* [Given information]
--- begin ---

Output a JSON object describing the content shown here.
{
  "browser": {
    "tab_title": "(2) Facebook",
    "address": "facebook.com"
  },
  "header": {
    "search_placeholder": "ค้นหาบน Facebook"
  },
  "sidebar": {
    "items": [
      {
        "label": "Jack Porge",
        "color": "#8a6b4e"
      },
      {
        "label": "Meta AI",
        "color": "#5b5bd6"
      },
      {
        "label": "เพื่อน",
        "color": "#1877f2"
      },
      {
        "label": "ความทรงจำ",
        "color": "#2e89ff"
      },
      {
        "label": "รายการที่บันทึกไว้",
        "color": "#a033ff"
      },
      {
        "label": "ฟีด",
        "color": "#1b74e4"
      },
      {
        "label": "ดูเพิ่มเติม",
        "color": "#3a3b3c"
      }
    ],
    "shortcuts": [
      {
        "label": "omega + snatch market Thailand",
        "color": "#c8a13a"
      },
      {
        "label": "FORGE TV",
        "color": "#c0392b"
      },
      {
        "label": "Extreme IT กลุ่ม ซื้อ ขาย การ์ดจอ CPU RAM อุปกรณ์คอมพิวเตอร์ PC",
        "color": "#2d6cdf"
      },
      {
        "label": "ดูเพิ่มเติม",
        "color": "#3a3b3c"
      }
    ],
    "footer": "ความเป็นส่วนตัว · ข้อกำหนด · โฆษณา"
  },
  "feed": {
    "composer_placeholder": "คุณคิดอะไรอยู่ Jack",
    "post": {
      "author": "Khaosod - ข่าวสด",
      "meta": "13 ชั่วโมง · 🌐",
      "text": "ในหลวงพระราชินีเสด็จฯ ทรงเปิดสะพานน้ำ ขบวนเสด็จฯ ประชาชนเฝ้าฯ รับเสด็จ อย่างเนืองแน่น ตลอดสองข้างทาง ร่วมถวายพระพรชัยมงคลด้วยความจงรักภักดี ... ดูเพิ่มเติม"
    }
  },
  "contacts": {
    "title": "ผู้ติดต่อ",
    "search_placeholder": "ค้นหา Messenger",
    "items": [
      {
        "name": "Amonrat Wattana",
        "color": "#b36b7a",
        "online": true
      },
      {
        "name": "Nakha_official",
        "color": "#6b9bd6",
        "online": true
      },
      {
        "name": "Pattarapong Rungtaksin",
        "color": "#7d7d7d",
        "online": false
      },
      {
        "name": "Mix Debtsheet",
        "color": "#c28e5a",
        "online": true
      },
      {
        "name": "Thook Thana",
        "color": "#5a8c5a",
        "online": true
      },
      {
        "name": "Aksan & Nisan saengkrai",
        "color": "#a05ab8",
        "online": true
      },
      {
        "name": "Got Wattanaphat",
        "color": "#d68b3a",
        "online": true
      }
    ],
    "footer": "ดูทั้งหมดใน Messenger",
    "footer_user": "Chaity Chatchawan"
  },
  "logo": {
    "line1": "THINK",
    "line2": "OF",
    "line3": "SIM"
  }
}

--- end ---

* [Task]
Looking at the entries above, how many lines contain the word "name"? Answer with the number alone.

* [Answer to this exercise]
7